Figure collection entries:
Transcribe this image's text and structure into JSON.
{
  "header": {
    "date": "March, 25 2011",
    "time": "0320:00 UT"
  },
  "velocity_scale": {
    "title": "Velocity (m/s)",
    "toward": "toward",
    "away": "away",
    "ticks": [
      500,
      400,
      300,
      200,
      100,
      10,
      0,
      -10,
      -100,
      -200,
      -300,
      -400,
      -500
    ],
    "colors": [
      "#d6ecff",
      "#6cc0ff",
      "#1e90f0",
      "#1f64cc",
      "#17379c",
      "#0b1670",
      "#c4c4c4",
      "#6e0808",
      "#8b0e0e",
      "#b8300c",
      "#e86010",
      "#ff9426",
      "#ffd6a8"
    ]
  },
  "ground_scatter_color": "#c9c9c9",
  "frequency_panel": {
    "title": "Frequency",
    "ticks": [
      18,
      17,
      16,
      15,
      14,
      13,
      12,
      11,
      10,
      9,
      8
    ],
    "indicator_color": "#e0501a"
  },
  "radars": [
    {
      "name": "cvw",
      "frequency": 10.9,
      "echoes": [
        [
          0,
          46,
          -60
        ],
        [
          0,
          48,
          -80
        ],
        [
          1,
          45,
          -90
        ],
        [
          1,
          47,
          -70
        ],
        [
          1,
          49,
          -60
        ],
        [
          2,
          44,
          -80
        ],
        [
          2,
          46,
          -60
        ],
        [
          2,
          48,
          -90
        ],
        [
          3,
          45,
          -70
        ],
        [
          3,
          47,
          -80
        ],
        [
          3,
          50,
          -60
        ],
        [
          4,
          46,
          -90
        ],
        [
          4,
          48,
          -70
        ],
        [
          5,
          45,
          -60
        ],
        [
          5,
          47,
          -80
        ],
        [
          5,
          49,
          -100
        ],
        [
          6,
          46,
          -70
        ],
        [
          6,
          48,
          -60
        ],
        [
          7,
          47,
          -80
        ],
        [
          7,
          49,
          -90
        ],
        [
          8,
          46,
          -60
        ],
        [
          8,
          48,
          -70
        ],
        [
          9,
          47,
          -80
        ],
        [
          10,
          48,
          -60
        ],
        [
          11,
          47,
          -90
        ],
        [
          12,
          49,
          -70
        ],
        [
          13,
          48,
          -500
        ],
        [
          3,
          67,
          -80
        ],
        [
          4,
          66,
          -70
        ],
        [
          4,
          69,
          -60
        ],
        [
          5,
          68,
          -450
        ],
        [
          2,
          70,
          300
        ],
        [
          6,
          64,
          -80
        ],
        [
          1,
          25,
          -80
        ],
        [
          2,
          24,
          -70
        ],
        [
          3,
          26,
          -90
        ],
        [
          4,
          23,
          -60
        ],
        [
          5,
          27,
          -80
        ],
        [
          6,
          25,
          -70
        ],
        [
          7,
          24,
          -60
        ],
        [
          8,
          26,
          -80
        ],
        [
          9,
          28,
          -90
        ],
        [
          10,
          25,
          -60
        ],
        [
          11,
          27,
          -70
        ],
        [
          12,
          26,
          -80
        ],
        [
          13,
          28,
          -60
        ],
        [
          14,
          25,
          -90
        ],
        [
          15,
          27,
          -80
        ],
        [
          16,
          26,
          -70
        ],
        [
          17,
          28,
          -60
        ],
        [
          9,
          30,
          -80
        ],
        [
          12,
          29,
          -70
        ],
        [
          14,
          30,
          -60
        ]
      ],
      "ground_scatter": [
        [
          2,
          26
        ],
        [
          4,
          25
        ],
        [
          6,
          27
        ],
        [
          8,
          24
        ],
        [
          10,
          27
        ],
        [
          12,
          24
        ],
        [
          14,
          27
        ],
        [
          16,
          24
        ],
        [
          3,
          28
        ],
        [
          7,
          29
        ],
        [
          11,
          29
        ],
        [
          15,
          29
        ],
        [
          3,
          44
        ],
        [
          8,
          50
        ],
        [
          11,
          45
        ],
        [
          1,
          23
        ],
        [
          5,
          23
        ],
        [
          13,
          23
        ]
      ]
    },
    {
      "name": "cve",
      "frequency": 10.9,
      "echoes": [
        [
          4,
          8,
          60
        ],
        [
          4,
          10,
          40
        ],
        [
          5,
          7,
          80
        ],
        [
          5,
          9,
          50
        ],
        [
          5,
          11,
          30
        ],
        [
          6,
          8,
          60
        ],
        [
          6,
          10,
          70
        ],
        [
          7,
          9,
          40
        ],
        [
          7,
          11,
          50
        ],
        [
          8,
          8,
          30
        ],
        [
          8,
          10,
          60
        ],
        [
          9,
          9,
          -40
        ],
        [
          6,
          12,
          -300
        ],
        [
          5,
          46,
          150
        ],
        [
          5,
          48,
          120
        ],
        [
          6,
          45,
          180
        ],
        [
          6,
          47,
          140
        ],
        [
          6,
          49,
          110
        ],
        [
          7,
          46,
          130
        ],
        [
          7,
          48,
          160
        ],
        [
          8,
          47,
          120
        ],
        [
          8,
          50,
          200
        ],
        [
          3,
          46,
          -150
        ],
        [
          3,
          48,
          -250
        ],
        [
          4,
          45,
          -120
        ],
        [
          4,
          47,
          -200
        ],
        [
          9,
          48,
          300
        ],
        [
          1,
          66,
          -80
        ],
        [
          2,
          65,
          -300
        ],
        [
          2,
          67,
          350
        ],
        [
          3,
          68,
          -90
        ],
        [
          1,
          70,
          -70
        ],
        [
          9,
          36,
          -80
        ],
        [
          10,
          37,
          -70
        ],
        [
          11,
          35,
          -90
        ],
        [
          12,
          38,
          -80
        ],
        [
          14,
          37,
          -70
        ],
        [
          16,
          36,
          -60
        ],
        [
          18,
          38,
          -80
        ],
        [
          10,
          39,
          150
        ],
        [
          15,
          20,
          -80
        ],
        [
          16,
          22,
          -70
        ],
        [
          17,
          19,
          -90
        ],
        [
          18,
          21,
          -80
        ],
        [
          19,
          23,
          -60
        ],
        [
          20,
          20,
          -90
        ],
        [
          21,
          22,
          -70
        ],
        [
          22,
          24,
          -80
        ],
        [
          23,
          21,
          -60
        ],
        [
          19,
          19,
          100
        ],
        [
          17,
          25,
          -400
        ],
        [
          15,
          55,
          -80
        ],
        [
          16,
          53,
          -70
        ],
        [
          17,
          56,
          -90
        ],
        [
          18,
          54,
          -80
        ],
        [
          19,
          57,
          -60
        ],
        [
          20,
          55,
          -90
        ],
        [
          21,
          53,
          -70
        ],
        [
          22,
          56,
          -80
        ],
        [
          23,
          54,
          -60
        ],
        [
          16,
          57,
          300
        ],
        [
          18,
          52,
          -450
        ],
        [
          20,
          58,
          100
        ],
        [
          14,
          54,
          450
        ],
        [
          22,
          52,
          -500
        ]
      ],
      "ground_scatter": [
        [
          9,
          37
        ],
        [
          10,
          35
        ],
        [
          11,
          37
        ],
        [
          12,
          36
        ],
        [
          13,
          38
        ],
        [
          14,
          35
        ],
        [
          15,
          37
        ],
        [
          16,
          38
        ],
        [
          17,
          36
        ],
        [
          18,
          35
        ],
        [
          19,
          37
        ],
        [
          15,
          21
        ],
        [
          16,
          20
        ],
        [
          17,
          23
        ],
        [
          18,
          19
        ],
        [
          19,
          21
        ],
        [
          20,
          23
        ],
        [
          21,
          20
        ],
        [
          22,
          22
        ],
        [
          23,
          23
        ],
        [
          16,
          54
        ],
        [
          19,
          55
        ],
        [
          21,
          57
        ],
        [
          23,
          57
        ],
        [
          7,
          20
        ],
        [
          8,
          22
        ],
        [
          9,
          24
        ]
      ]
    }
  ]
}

§ SET EXERCISE
Repeat all the entries exactly as given.

§ EXPECTED ANSWER
Transcribe this image's text and structure into JSON.
{
  "header": {
    "date": "March, 25 2011",
    "time": "0320:00 UT"
  },
  "velocity_scale": {
    "title": "Velocity (m/s)",
    "toward": "toward",
    "away": "away",
    "ticks": [
      500,
      400,
      300,
      200,
      100,
      10,
      0,
      -10,
      -100,
      -200,
      -300,
      -400,
      -500
    ],
    "colors": [
      "#d6ecff",
      "#6cc0ff",
      "#1e90f0",
      "#1f64cc",
      "#17379c",
      "#0b1670",
      "#c4c4c4",
      "#6e0808",
      "#8b0e0e",
      "#b8300c",
      "#e86010",
      "#ff9426",
      "#ffd6a8"
    ]
  },
  "ground_scatter_color": "#c9c9c9",
  "frequency_panel": {
    "title": "Frequency",
    "ticks": [
      18,
      17,
      16,
      15,
      14,
      13,
      12,
      11,
      10,
      9,
      8
    ],
    "indicator_color": "#e0501a"
  },
  "radars": [
    {
      "name": "cvw",
      "frequency": 10.9,
      "echoes": [
        [
          0,
          46,
          -60
        ],
        [
          0,
          48,
          -80
        ],
        [
          1,
          45,
          -90
        ],
        [
          1,
          47,
          -70
        ],
        [
          1,
          49,
          -60
        ],
        [
          2,
          44,
          -80
        ],
        [
          2,
          46,
          -60
        ],
        [
          2,
          48,
          -90
        ],
        [
          3,
          45,
          -70
        ],
        [
          3,
          47,
          -80
        ],
        [
          3,
          50,
          -60
        ],
        [
          4,
          46,
          -90
        ],
        [
          4,
          48,
          -70
        ],
        [
          5,
          45,
          -60
        ],
        [
          5,
          47,
          -80
        ],
        [
          5,
          49,
          -100
        ],
        [
          6,
          46,
          -70
        ],
        [
          6,
          48,
          -60
        ],
        [
          7,
          47,
          -80
        ],
        [
          7,
          49,
          -90
        ],
        [
          8,
          46,
          -60
        ],
        [
          8,
          48,
          -70
        ],
        [
          9,
          47,
          -80
        ],
        [
          10,
          48,
          -60
        ],
        [
          11,
          47,
          -90
        ],
        [
          12,
          49,
          -70
        ],
        [
          13,
          48,
          -500
        ],
        [
          3,
          67,
          -80
        ],
        [
          4,
          66,
          -70
        ],
        [
          4,
          69,
          -60
        ],
        [
          5,
          68,
          -450
        ],
        [
          2,
          70,
          300
        ],
        [
          6,
          64,
          -80
        ],
        [
          1,
          25,
          -80
        ],
        [
          2,
          24,
          -70
        ],
        [
          3,
          26,
          -90
        ],
        [
          4,
          23,
          -60
        ],
        [
          5,
          27,
          -80
        ],
        [
          6,
          25,
          -70
        ],
        [
          7,
          24,
          -60
        ],
        [
          8,
          26,
          -80
        ],
        [
          9,
          28,
          -90
        ],
        [
          10,
          25,
          -60
        ],
        [
          11,
          27,
          -70
        ],
        [
          12,
          26,
          -80
        ],
        [
          13,
          28,
          -60
        ],
        [
          14,
          25,
          -90
        ],
        [
          15,
          27,
          -80
        ],
        [
          16,
          26,
          -70
        ],
        [
          17,
          28,
          -60
        ],
        [
          9,
          30,
          -80
        ],
        [
          12,
          29,
          -70
        ],
        [
          14,
          30,
          -60
        ]
      ],
      "ground_scatter": [
        [
          2,
          26
        ],
        [
          4,
          25
        ],
        [
          6,
          27
        ],
        [
          8,
          24
        ],
        [
          10,
          27
        ],
        [
          12,
          24
        ],
        [
          14,
          27
        ],
        [
          16,
          24
        ],
        [
          3,
          28
        ],
        [
          7,
          29
        ],
        [
          11,
          29
        ],
        [
          15,
          29
        ],
        [
          3,
          44
        ],
        [
          8,
          50
        ],
        [
          11,
          45
        ],
        [
          1,
          23
        ],
        [
          5,
          23
        ],
        [
          13,
          23
        ]
      ]
    },
    {
      "name": "cve",
      "frequency": 10.9,
      "echoes": [
        [
          4,
          8,
          60
        ],
        [
          4,
          10,
          40
        ],
        [
          5,
          7,
          80
        ],
        [
          5,
          9,
          50
        ],
        [
          5,
          11,
          30
        ],
        [
          6,
          8,
          60
        ],
        [
          6,
          10,
          70
        ],
        [
          7,
          9,
          40
        ],
        [
          7,
          11,
          50
        ],
        [
          8,
          8,
          30
        ],
        [
          8,
          10,
          60
        ],
        [
          9,
          9,
          -40
        ],
        [
          6,
          12,
          -300
        ],
        [
          5,
          46,
          150
        ],
        [
          5,
          48,
          120
        ],
        [
          6,
          45,
          180
        ],
        [
          6,
          47,
          140
        ],
        [
          6,
          49,
          110
        ],
        [
          7,
          46,
          130
        ],
        [
          7,
          48,
          160
        ],
        [
          8,
          47,
          120
        ],
        [
          8,
          50,
          200
        ],
        [
          3,
          46,
          -150
        ],
        [
          3,
          48,
          -250
        ],
        [
          4,
          45,
          -120
        ],
        [
          4,
          47,
          -200
        ],
        [
          9,
          48,
          300
        ],
        [
          1,
          66,
          -80
        ],
        [
          2,
          65,
          -300
        ],
        [
          2,
          67,
          350
        ],
        [
          3,
          68,
          -90
        ],
        [
          1,
          70,
          -70
        ],
        [
          9,
          36,
          -80
        ],
        [
          10,
          37,
          -70
        ],
        [
          11,
          35,
          -90
        ],
        [
          12,
          38,
          -80
        ],
        [
          14,
          37,
          -70
        ],
        [
          16,
          36,
          -60
        ],
        [
          18,
          38,
          -80
        ],
        [
          10,
          39,
          150
        ],
        [
          15,
          20,
          -80
        ],
        [
          16,
          22,
          -70
        ],
        [
          17,
          19,
          -90
        ],
        [
          18,
          21,
          -80
        ],
        [
          19,
          23,
          -60
        ],
        [
          20,
          20,
          -90
        ],
        [
          21,
          22,
          -70
        ],
        [
          22,
          24,
          -80
        ],
        [
          23,
          21,
          -60
        ],
        [
          19,
          19,
          100
        ],
        [
          17,
          25,
          -400
        ],
        [
          15,
          55,
          -80
        ],
        [
          16,
          53,
          -70
        ],
        [
          17,
          56,
          -90
        ],
        [
          18,
          54,
          -80
        ],
        [
          19,
          57,
          -60
        ],
        [
          20,
          55,
          -90
        ],
        [
          21,
          53,
          -70
        ],
        [
          22,
          56,
          -80
        ],
        [
          23,
          54,
          -60
        ],
        [
          16,
          57,
          300
        ],
        [
          18,
          52,
          -450
        ],
        [
          20,
          58,
          100
        ],
        [
          14,
          54,
          450
        ],
        [
          22,
          52,
          -500
        ]
      ],
      "ground_scatter": [
        [
          9,
          37
        ],
        [
          10,
          35
        ],
        [
          11,
          37
        ],
        [
          12,
          36
        ],
        [
          13,
          38
        ],
        [
          14,
          35
        ],
        [
          15,
          37
        ],
        [
          16,
          38
        ],
        [
          17,
          36
        ],
        [
          18,
          35
        ],
        [
          19,
          37
        ],
        [
          15,
          21
        ],
        [
          16,
          20
        ],
        [
          17,
          23
        ],
        [
          18,
          19
        ],
        [
          19,
          21
        ],
        [
          20,
          23
        ],
        [
          21,
          20
        ],
        [
          22,
          22
        ],
        [
          23,
          23
        ],
        [
          16,
          54
        ],
        [
          19,
          55
        ],
        [
          21,
          57
        ],
        [
          23,
          57
        ],
        [
          7,
          20
        ],
        [
          8,
          22
        ],
        [
          9,
          24
        ]
      ]
    }
  ]
}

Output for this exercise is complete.